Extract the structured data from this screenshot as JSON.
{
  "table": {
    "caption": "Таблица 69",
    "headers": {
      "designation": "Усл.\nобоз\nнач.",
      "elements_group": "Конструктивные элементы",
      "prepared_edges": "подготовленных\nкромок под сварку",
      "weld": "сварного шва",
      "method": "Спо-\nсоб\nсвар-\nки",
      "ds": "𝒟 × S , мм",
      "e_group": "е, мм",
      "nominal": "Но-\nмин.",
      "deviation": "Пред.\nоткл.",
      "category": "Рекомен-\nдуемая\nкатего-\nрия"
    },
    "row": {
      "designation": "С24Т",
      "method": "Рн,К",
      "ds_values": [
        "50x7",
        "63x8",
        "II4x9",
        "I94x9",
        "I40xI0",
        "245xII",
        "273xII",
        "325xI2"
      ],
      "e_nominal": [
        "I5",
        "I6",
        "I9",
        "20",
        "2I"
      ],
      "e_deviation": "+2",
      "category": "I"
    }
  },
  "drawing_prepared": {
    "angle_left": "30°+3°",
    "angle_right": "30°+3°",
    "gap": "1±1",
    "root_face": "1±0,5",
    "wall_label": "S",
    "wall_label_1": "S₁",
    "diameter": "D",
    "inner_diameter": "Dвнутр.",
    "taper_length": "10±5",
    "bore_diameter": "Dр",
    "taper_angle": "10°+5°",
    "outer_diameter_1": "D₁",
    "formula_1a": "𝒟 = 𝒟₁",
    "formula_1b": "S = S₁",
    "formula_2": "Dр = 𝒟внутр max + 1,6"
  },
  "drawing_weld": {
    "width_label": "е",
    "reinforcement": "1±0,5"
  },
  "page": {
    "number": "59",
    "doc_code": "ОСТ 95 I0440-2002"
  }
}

========

The problem:
Can you restate every record above word for word?

The completed task:
Extract the structured data from this screenshot as JSON.
{
  "table": {
    "caption": "Таблица 69",
    "headers": {
      "designation": "Усл.\nобоз\nнач.",
      "elements_group": "Конструктивные элементы",
      "prepared_edges": "подготовленных\nкромок под сварку",
      "weld": "сварного шва",
      "method": "Спо-\nсоб\nсвар-\nки",
      "ds": "𝒟 × S , мм",
      "e_group": "е, мм",
      "nominal": "Но-\nмин.",
      "deviation": "Пред.\nоткл.",
      "category": "Рекомен-\nдуемая\nкатего-\nрия"
    },
    "row": {
      "designation": "С24Т",
      "method": "Рн,К",
      "ds_values": [
        "50x7",
        "63x8",
        "II4x9",
        "I94x9",
        "I40xI0",
        "245xII",
        "273xII",
        "325xI2"
      ],
      "e_nominal": [
        "I5",
        "I6",
        "I9",
        "20",
        "2I"
      ],
      "e_deviation": "+2",
      "category": "I"
    }
  },
  "drawing_prepared": {
    "angle_left": "30°+3°",
    "angle_right": "30°+3°",
    "gap": "1±1",
    "root_face": "1±0,5",
    "wall_label": "S",
    "wall_label_1": "S₁",
    "diameter": "D",
    "inner_diameter": "Dвнутр.",
    "taper_length": "10±5",
    "bore_diameter": "Dр",
    "taper_angle": "10°+5°",
    "outer_diameter_1": "D₁",
    "formula_1a": "𝒟 = 𝒟₁",
    "formula_1b": "S = S₁",
    "formula_2": "Dр = 𝒟внутр max + 1,6"
  },
  "drawing_weld": {
    "width_label": "е",
    "reinforcement": "1±0,5"
  },
  "page": {
    "number": "59",
    "doc_code": "ОСТ 95 I0440-2002"
  }
}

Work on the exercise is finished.